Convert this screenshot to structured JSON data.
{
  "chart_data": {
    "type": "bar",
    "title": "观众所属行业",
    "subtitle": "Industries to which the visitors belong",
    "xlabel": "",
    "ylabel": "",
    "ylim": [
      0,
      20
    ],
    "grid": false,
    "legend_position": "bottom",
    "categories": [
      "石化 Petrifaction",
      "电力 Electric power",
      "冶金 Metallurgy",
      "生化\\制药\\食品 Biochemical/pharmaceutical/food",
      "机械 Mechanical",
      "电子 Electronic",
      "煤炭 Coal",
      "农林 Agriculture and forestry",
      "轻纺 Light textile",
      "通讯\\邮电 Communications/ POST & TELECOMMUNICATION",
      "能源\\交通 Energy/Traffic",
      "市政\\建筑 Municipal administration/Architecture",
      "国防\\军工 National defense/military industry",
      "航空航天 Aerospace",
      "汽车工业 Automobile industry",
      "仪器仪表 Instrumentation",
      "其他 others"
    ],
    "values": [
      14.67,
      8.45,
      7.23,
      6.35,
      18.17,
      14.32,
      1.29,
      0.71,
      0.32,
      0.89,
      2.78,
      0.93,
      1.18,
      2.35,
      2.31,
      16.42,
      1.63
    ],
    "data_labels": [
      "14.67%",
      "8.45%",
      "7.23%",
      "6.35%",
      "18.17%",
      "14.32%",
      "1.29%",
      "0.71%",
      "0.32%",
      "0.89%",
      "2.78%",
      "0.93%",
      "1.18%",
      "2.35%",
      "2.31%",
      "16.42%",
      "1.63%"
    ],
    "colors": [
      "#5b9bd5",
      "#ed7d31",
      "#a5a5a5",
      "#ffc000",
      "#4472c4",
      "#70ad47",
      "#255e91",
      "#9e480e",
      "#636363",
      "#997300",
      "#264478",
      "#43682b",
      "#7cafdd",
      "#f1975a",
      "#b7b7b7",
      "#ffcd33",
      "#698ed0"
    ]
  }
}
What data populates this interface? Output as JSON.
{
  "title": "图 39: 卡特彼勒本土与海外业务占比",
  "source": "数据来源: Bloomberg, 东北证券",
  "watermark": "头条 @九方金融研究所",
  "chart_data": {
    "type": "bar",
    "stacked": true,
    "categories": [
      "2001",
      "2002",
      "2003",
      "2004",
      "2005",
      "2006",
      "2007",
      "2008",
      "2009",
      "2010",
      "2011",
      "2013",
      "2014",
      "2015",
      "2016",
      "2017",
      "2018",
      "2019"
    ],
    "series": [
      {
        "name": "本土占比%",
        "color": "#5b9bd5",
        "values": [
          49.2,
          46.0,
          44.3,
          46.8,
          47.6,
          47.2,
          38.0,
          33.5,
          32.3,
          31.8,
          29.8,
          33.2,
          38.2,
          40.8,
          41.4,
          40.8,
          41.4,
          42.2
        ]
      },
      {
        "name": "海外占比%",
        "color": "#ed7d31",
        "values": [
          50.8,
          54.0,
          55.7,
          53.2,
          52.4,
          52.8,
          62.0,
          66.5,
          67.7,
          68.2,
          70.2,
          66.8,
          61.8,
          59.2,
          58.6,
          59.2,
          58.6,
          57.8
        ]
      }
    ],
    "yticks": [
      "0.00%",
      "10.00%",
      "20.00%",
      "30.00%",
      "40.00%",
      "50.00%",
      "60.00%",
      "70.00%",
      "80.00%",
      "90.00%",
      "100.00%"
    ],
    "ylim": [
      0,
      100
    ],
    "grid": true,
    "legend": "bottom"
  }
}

******************************

BRIEF>
Copy out all of the records shown above exactly.

RESPONSE TO THE EXERCISE>
Convert this screenshot to structured JSON data.
{
  "chart_data": {
    "type": "bar",
    "title": "观众所属行业",
    "subtitle": "Industries to which the visitors belong",
    "xlabel": "",
    "ylabel": "",
    "ylim": [
      0,
      20
    ],
    "grid": false,
    "legend_position": "bottom",
    "categories": [
      "石化 Petrifaction",
      "电力 Electric power",
      "冶金 Metallurgy",
      "生化\\制药\\食品 Biochemical/pharmaceutical/food",
      "机械 Mechanical",
      "电子 Electronic",
      "煤炭 Coal",
      "农林 Agriculture and forestry",
      "轻纺 Light textile",
      "通讯\\邮电 Communications/ POST & TELECOMMUNICATION",
      "能源\\交通 Energy/Traffic",
      "市政\\建筑 Municipal administration/Architecture",
      "国防\\军工 National defense/military industry",
      "航空航天 Aerospace",
      "汽车工业 Automobile industry",
      "仪器仪表 Instrumentation",
      "其他 others"
    ],
    "values": [
      14.67,
      8.45,
      7.23,
      6.35,
      18.17,
      14.32,
      1.29,
      0.71,
      0.32,
      0.89,
      2.78,
      0.93,
      1.18,
      2.35,
      2.31,
      16.42,
      1.63
    ],
    "data_labels": [
      "14.67%",
      "8.45%",
      "7.23%",
      "6.35%",
      "18.17%",
      "14.32%",
      "1.29%",
      "0.71%",
      "0.32%",
      "0.89%",
      "2.78%",
      "0.93%",
      "1.18%",
      "2.35%",
      "2.31%",
      "16.42%",
      "1.63%"
    ],
    "colors": [
      "#5b9bd5",
      "#ed7d31",
      "#a5a5a5",
      "#ffc000",
      "#4472c4",
      "#70ad47",
      "#255e91",
      "#9e480e",
      "#636363",
      "#997300",
      "#264478",
      "#43682b",
      "#7cafdd",
      "#f1975a",
      "#b7b7b7",
      "#ffcd33",
      "#698ed0"
    ]
  }
}
What data populates this interface? Output as JSON.
{
  "title": "图 39: 卡特彼勒本土与海外业务占比",
  "source": "数据来源: Bloomberg, 东北证券",
  "watermark": "头条 @九方金融研究所",
  "chart_data": {
    "type": "bar",
    "stacked": true,
    "categories": [
      "2001",
      "2002",
      "2003",
      "2004",
      "2005",
      "2006",
      "2007",
      "2008",
      "2009",
      "2010",
      "2011",
      "2013",
      "2014",
      "2015",
      "2016",
      "2017",
      "2018",
      "2019"
    ],
    "series": [
      {
        "name": "本土占比%",
        "color": "#5b9bd5",
        "values": [
          49.2,
          46.0,
          44.3,
          46.8,
          47.6,
          47.2,
          38.0,
          33.5,
          32.3,
          31.8,
          29.8,
          33.2,
          38.2,
          40.8,
          41.4,
          40.8,
          41.4,
          42.2
        ]
      },
      {
        "name": "海外占比%",
        "color": "#ed7d31",
        "values": [
          50.8,
          54.0,
          55.7,
          53.2,
          52.4,
          52.8,
          62.0,
          66.5,
          67.7,
          68.2,
          70.2,
          66.8,
          61.8,
          59.2,
          58.6,
          59.2,
          58.6,
          57.8
        ]
      }
    ],
    "yticks": [
      "0.00%",
      "10.00%",
      "20.00%",
      "30.00%",
      "40.00%",
      "50.00%",
      "60.00%",
      "70.00%",
      "80.00%",
      "90.00%",
      "100.00%"
    ],
    "ylim": [
      0,
      100
    ],
    "grid": true,
    "legend": "bottom"
  }
}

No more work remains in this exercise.